Exercise brief: Each of the entries should be retyped precisely as it appears.

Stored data

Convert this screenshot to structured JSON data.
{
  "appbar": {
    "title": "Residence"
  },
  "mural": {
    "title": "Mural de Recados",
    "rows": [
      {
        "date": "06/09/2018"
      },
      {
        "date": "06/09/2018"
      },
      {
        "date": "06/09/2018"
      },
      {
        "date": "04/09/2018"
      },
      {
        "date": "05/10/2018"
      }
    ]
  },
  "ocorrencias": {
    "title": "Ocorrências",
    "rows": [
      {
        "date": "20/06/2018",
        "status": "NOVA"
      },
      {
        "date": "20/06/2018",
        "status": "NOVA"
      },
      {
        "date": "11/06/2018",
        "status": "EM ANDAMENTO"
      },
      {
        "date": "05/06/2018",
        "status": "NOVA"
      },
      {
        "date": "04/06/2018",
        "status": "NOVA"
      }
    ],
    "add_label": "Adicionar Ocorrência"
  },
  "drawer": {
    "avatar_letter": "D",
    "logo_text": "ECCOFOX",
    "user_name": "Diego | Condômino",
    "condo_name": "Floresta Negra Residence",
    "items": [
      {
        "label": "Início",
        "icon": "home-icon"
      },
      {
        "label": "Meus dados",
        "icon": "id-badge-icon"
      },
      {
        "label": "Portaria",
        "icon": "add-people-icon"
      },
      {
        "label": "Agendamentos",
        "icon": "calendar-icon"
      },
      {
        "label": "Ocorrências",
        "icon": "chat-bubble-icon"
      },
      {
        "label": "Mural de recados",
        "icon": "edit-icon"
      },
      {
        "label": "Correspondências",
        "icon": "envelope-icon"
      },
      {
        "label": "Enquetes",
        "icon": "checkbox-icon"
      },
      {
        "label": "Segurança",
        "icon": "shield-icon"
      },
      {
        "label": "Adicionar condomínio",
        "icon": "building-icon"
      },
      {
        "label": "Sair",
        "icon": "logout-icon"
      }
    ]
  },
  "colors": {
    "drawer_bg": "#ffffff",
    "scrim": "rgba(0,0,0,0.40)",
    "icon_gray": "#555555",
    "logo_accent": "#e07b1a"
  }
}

Result:
Convert this screenshot to structured JSON data.
{
  "appbar": {
    "title": "Residence"
  },
  "mural": {
    "title": "Mural de Recados",
    "rows": [
      {
        "date": "06/09/2018"
      },
      {
        "date": "06/09/2018"
      },
      {
        "date": "06/09/2018"
      },
      {
        "date": "04/09/2018"
      },
      {
        "date": "05/10/2018"
      }
    ]
  },
  "ocorrencias": {
    "title": "Ocorrências",
    "rows": [
      {
        "date": "20/06/2018",
        "status": "NOVA"
      },
      {
        "date": "20/06/2018",
        "status": "NOVA"
      },
      {
        "date": "11/06/2018",
        "status": "EM ANDAMENTO"
      },
      {
        "date": "05/06/2018",
        "status": "NOVA"
      },
      {
        "date": "04/06/2018",
        "status": "NOVA"
      }
    ],
    "add_label": "Adicionar Ocorrência"
  },
  "drawer": {
    "avatar_letter": "D",
    "logo_text": "ECCOFOX",
    "user_name": "Diego | Condômino",
    "condo_name": "Floresta Negra Residence",
    "items": [
      {
        "label": "Início",
        "icon": "home-icon"
      },
      {
        "label": "Meus dados",
        "icon": "id-badge-icon"
      },
      {
        "label": "Portaria",
        "icon": "add-people-icon"
      },
      {
        "label": "Agendamentos",
        "icon": "calendar-icon"
      },
      {
        "label": "Ocorrências",
        "icon": "chat-bubble-icon"
      },
      {
        "label": "Mural de recados",
        "icon": "edit-icon"
      },
      {
        "label": "Correspondências",
        "icon": "envelope-icon"
      },
      {
        "label": "Enquetes",
        "icon": "checkbox-icon"
      },
      {
        "label": "Segurança",
        "icon": "shield-icon"
      },
      {
        "label": "Adicionar condomínio",
        "icon": "building-icon"
      },
      {
        "label": "Sair",
        "icon": "logout-icon"
      }
    ]
  },
  "colors": {
    "drawer_bg": "#ffffff",
    "scrim": "rgba(0,0,0,0.40)",
    "icon_gray": "#555555",
    "logo_accent": "#e07b1a"
  }
}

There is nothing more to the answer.